### [Dataset records]
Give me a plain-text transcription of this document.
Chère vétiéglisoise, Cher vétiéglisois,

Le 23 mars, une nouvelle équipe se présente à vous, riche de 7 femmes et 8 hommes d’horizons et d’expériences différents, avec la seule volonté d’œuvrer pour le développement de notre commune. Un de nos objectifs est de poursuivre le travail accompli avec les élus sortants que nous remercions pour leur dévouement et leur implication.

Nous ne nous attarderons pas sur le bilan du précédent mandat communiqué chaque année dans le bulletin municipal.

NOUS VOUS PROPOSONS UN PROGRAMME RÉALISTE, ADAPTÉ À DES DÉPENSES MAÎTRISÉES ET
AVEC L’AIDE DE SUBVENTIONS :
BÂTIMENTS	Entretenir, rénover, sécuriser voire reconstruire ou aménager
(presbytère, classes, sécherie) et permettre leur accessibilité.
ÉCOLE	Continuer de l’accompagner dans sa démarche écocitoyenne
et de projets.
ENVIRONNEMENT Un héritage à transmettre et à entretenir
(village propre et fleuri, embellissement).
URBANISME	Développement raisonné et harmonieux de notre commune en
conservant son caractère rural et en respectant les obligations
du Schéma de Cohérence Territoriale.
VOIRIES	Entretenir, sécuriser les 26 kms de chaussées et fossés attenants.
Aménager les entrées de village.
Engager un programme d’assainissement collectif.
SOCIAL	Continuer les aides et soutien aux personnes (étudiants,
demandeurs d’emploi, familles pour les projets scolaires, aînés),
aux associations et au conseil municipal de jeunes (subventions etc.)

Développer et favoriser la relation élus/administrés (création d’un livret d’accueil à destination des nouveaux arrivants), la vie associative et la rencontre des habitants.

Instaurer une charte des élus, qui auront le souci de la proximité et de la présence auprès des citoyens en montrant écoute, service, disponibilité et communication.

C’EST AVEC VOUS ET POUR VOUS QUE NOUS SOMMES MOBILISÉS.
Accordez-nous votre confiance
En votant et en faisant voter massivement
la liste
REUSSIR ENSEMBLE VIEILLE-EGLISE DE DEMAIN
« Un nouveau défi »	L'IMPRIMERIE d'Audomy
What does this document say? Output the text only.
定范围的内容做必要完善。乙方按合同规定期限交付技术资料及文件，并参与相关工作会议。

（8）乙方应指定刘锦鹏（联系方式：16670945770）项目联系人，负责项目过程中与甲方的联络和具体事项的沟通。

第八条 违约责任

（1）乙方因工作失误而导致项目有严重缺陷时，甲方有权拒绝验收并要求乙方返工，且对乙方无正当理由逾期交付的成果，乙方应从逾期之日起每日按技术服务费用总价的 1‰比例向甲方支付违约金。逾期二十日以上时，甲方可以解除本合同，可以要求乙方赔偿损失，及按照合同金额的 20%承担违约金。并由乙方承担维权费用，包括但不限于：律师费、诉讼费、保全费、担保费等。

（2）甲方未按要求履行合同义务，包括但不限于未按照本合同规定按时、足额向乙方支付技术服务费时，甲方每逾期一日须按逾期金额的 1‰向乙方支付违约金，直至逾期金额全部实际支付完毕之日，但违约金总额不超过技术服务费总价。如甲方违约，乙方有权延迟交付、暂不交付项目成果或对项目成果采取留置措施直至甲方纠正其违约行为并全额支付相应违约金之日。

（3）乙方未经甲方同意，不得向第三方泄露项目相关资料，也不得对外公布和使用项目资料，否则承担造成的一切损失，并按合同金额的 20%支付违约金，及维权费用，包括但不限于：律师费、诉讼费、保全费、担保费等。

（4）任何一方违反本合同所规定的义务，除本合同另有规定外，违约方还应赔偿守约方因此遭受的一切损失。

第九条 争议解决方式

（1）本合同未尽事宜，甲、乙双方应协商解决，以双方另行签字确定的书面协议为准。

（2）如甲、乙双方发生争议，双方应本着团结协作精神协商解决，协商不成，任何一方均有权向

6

### [Instructions for the task]
Print all of the entries exactly as they appear.

### [Answer to the exercise]
Give me a plain-text transcription of this document.
Chère vétiéglisoise, Cher vétiéglisois,

Le 23 mars, une nouvelle équipe se présente à vous, riche de 7 femmes et 8 hommes d’horizons et d’expériences différents, avec la seule volonté d’œuvrer pour le développement de notre commune. Un de nos objectifs est de poursuivre le travail accompli avec les élus sortants que nous remercions pour leur dévouement et leur implication.

Nous ne nous attarderons pas sur le bilan du précédent mandat communiqué chaque année dans le bulletin municipal.

NOUS VOUS PROPOSONS UN PROGRAMME RÉALISTE, ADAPTÉ À DES DÉPENSES MAÎTRISÉES ET
AVEC L’AIDE DE SUBVENTIONS :
BÂTIMENTS	Entretenir, rénover, sécuriser voire reconstruire ou aménager
(presbytère, classes, sécherie) et permettre leur accessibilité.
ÉCOLE	Continuer de l’accompagner dans sa démarche écocitoyenne
et de projets.
ENVIRONNEMENT Un héritage à transmettre et à entretenir
(village propre et fleuri, embellissement).
URBANISME	Développement raisonné et harmonieux de notre commune en
conservant son caractère rural et en respectant les obligations
du Schéma de Cohérence Territoriale.
VOIRIES	Entretenir, sécuriser les 26 kms de chaussées et fossés attenants.
Aménager les entrées de village.
Engager un programme d’assainissement collectif.
SOCIAL	Continuer les aides et soutien aux personnes (étudiants,
demandeurs d’emploi, familles pour les projets scolaires, aînés),
aux associations et au conseil municipal de jeunes (subventions etc.)

Développer et favoriser la relation élus/administrés (création d’un livret d’accueil à destination des nouveaux arrivants), la vie associative et la rencontre des habitants.

Instaurer une charte des élus, qui auront le souci de la proximité et de la présence auprès des citoyens en montrant écoute, service, disponibilité et communication.

C’EST AVEC VOUS ET POUR VOUS QUE NOUS SOMMES MOBILISÉS.
Accordez-nous votre confiance
En votant et en faisant voter massivement
la liste
REUSSIR ENSEMBLE VIEILLE-EGLISE DE DEMAIN
« Un nouveau défi »	L'IMPRIMERIE d'Audomy
What does this document say? Output the text only.
定范围的内容做必要完善。乙方按合同规定期限交付技术资料及文件，并参与相关工作会议。

（8）乙方应指定刘锦鹏（联系方式：16670945770）项目联系人，负责项目过程中与甲方的联络和具体事项的沟通。

第八条 违约责任

（1）乙方因工作失误而导致项目有严重缺陷时，甲方有权拒绝验收并要求乙方返工，且对乙方无正当理由逾期交付的成果，乙方应从逾期之日起每日按技术服务费用总价的 1‰比例向甲方支付违约金。逾期二十日以上时，甲方可以解除本合同，可以要求乙方赔偿损失，及按照合同金额的 20%承担违约金。并由乙方承担维权费用，包括但不限于：律师费、诉讼费、保全费、担保费等。

（2）甲方未按要求履行合同义务，包括但不限于未按照本合同规定按时、足额向乙方支付技术服务费时，甲方每逾期一日须按逾期金额的 1‰向乙方支付违约金，直至逾期金额全部实际支付完毕之日，但违约金总额不超过技术服务费总价。如甲方违约，乙方有权延迟交付、暂不交付项目成果或对项目成果采取留置措施直至甲方纠正其违约行为并全额支付相应违约金之日。

（3）乙方未经甲方同意，不得向第三方泄露项目相关资料，也不得对外公布和使用项目资料，否则承担造成的一切损失，并按合同金额的 20%支付违约金，及维权费用，包括但不限于：律师费、诉讼费、保全费、担保费等。

（4）任何一方违反本合同所规定的义务，除本合同另有规定外，违约方还应赔偿守约方因此遭受的一切损失。

第九条 争议解决方式

（1）本合同未尽事宜，甲、乙双方应协商解决，以双方另行签字确定的书面协议为准。

（2）如甲、乙双方发生争议，双方应本着团结协作精神协商解决，协商不成，任何一方均有权向

6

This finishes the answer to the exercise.